* start *

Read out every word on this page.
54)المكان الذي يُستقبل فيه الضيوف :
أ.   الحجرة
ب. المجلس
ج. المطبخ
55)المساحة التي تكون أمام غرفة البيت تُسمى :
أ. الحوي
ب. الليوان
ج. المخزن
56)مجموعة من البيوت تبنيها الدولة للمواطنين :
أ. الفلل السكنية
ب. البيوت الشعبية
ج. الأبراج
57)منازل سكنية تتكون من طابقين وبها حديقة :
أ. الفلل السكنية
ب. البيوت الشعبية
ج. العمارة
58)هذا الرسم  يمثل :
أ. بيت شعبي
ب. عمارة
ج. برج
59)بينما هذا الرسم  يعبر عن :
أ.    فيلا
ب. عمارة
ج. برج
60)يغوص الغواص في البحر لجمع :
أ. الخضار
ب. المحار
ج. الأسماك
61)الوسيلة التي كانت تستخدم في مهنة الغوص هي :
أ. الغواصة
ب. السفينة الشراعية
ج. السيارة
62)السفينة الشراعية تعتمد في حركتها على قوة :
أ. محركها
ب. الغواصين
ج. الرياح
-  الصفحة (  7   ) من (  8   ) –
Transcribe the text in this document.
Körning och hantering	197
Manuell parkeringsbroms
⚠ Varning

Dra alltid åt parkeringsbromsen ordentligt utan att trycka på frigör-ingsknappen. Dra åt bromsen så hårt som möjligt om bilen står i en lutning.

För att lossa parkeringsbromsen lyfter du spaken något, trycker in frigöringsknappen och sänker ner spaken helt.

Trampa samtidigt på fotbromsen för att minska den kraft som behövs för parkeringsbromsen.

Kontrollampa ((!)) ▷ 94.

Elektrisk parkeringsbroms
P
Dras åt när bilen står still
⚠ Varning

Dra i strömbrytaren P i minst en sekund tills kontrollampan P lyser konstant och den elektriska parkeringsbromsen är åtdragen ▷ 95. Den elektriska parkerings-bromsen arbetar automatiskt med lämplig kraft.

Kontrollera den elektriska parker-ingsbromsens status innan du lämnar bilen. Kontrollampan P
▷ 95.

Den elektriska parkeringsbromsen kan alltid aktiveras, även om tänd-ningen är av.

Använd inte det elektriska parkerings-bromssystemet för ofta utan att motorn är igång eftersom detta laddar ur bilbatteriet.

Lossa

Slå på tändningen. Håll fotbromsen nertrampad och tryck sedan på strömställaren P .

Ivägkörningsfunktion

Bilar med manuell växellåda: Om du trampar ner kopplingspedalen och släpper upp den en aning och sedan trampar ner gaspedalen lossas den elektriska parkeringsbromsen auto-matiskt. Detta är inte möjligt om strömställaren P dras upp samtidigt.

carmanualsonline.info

* end *

*SHORT TASK*: Look through the entries above; copy each line where the string "bilen" appears.

*OUTPUT FOR THIS TASK*:
Dra alltid åt parkeringsbromsen ordentligt utan att trycka på frigör-ingsknappen. Dra åt bromsen så hårt som möjligt om bilen står i en lutning.
Dras åt när bilen står still
Kontrollera den elektriska parker-ingsbromsens status innan du lämnar bilen. Kontrollampan P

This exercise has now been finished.